§ **Given problem**
Where does the string "PPPexchange" appear in the records? Copy every line that contains it.

§ **Data lines**
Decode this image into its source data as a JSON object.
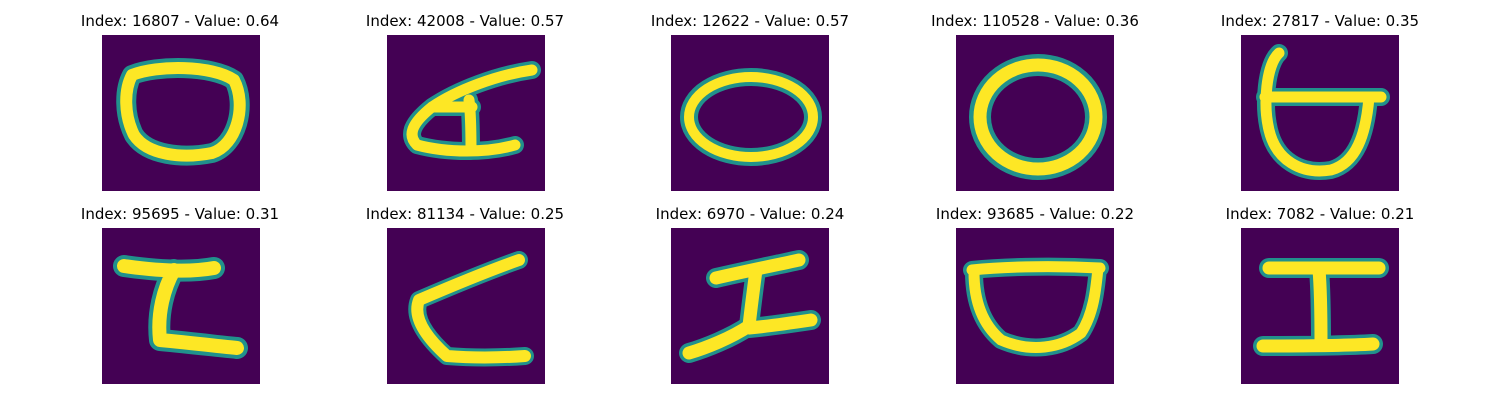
{
  "colors": {
    "background": "#440154",
    "stroke_core": "#fde725",
    "stroke_edge": "#21918c",
    "stroke_mid": "#5ec962"
  },
  "panels": [
    {
      "title": "Index: 16807 - Value: 0.64"
    },
    {
      "title": "Index: 42008 - Value: 0.57"
    },
    {
      "title": "Index: 12622 - Value: 0.57"
    },
    {
      "title": "Index: 110528 - Value: 0.36"
    },
    {
      "title": "Index: 27817 - Value: 0.35"
    },
    {
      "title": "Index: 95695 - Value: 0.31"
    },
    {
      "title": "Index: 81134 - Value: 0.25"
    },
    {
      "title": "Index: 6970 - Value: 0.24"
    },
    {
      "title": "Index: 93685 - Value: 0.22"
    },
    {
      "title": "Index: 7082 - Value: 0.21"
    }
  ]
}
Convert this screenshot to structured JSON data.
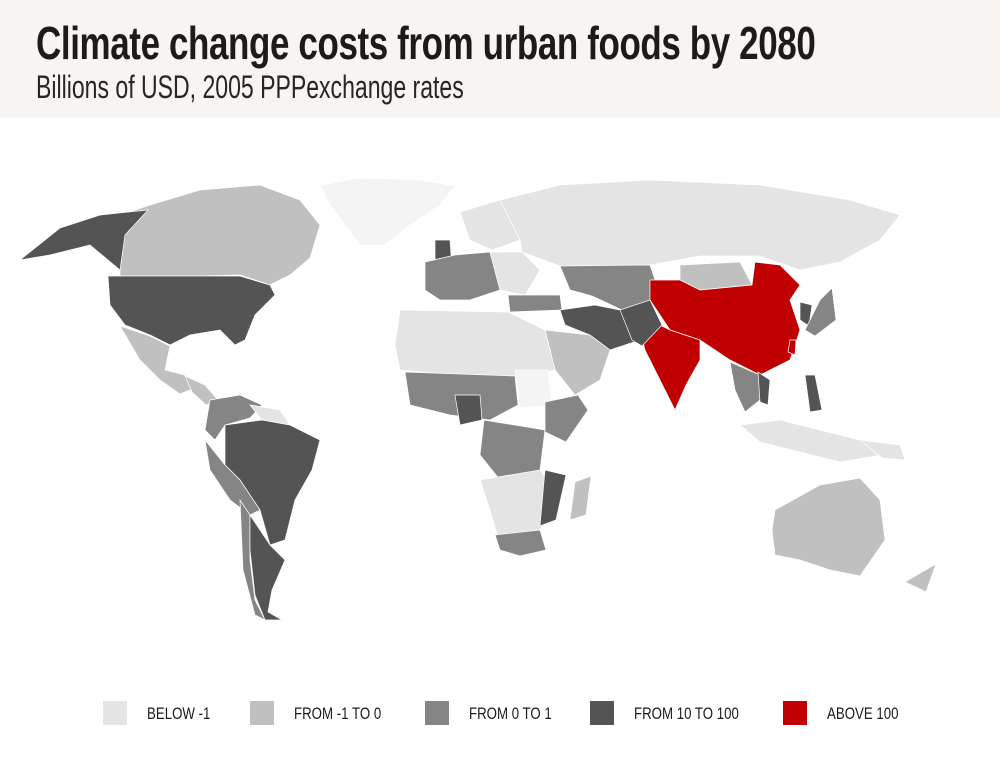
{
  "header": {
    "title": "Climate change costs from urban foods by 2080",
    "subtitle": "Billions of USD, 2005 PPPexchange rates"
  },
  "chart_data": {
    "type": "choropleth",
    "title": "Climate change costs from urban foods by 2080",
    "subtitle": "Billions of USD, 2005 PPPexchange rates",
    "legend_position": "bottom",
    "legend": [
      {
        "key": "below_-1",
        "label": "BELOW -1",
        "color": "#e4e4e4"
      },
      {
        "key": "-1_to_0",
        "label": "FROM -1 TO 0",
        "color": "#c0c0c0"
      },
      {
        "key": "0_to_1",
        "label": "FROM 0 TO 1",
        "color": "#858585"
      },
      {
        "key": "10_to_100",
        "label": "FROM 10 TO 100",
        "color": "#545454"
      },
      {
        "key": "above_100",
        "label": "ABOVE 100",
        "color": "#c00000"
      }
    ],
    "no_data_color": "#f4f4f4",
    "regions": {
      "greenland": "no_data",
      "canada": "-1_to_0",
      "alaska": "10_to_100",
      "usa": "10_to_100",
      "mexico": "-1_to_0",
      "central-america": "-1_to_0",
      "colombia-venezuela": "0_to_1",
      "guianas": "below_-1",
      "brazil": "10_to_100",
      "peru-bolivia": "0_to_1",
      "chile": "0_to_1",
      "argentina": "10_to_100",
      "scandinavia": "below_-1",
      "uk": "10_to_100",
      "western-europe": "0_to_1",
      "eastern-europe": "below_-1",
      "russia": "below_-1",
      "central-asia": "0_to_1",
      "mongolia": "-1_to_0",
      "china": "above_100",
      "taiwan": "above_100",
      "india": "above_100",
      "turkey": "0_to_1",
      "iran": "10_to_100",
      "afghanistan-pakistan": "10_to_100",
      "arabia": "-1_to_0",
      "north-africa": "below_-1",
      "sahel": "0_to_1",
      "sudan": "no_data",
      "nigeria": "10_to_100",
      "ethiopia-east-africa": "0_to_1",
      "central-africa": "0_to_1",
      "southern-africa": "below_-1",
      "mozambique": "10_to_100",
      "south-africa": "0_to_1",
      "madagascar": "-1_to_0",
      "southeast-asia": "0_to_1",
      "vietnam": "10_to_100",
      "philippines": "10_to_100",
      "indonesia": "below_-1",
      "japan": "0_to_1",
      "korea": "10_to_100",
      "australia": "-1_to_0",
      "new-zealand": "-1_to_0",
      "papua": "below_-1"
    }
  }
}
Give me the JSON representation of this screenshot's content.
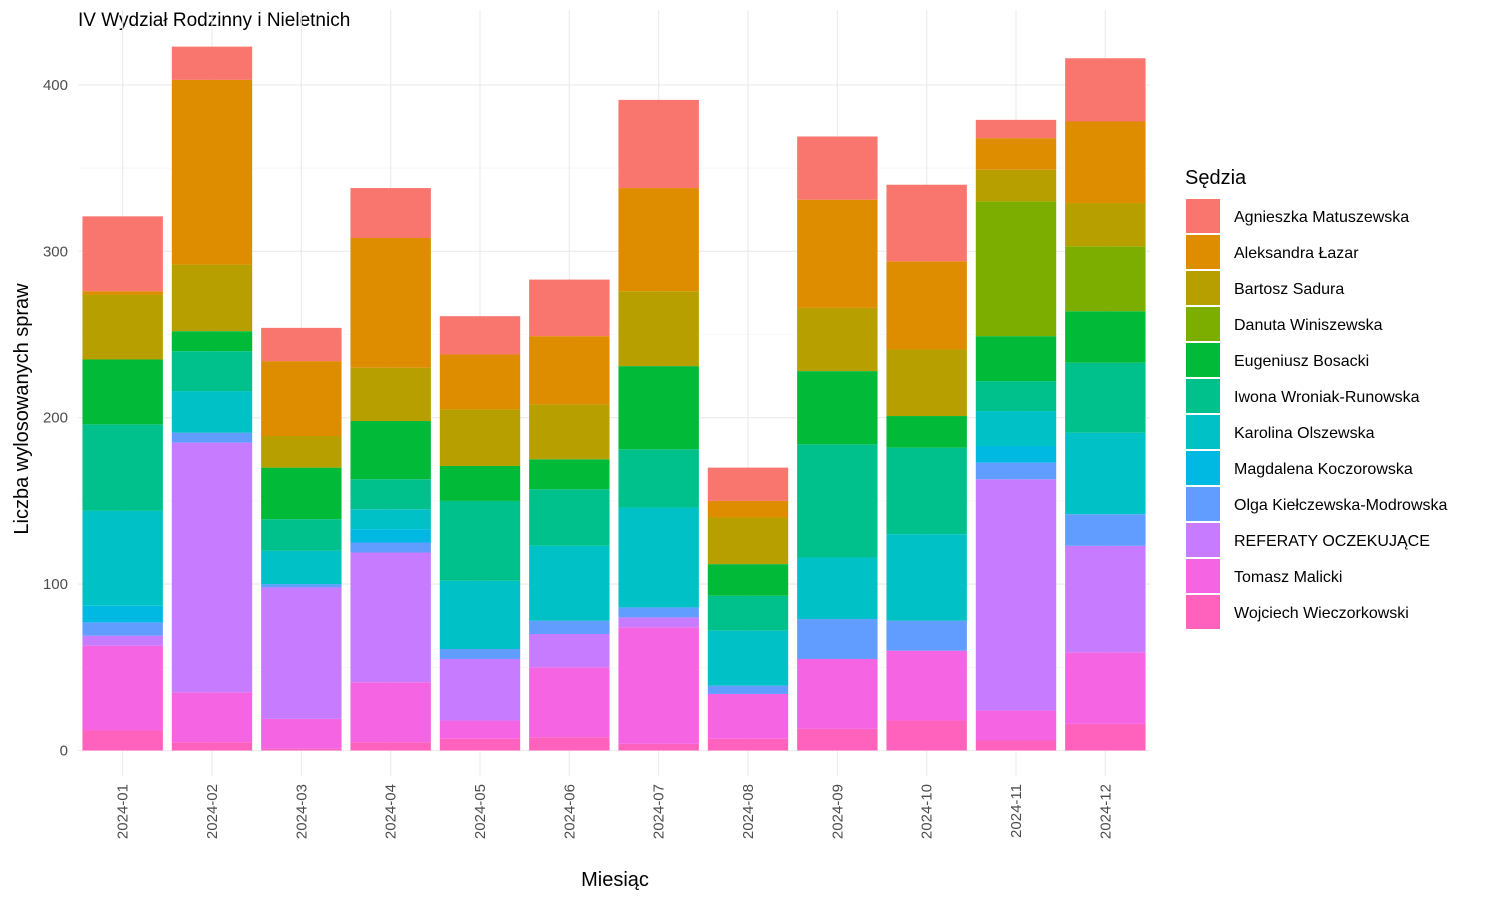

§ **Solution to the problem**
    "subtitle": "Billions of USD, 2005 PPPexchange rates"
    "subtitle": "Billions of USD, 2005 PPPexchange rates",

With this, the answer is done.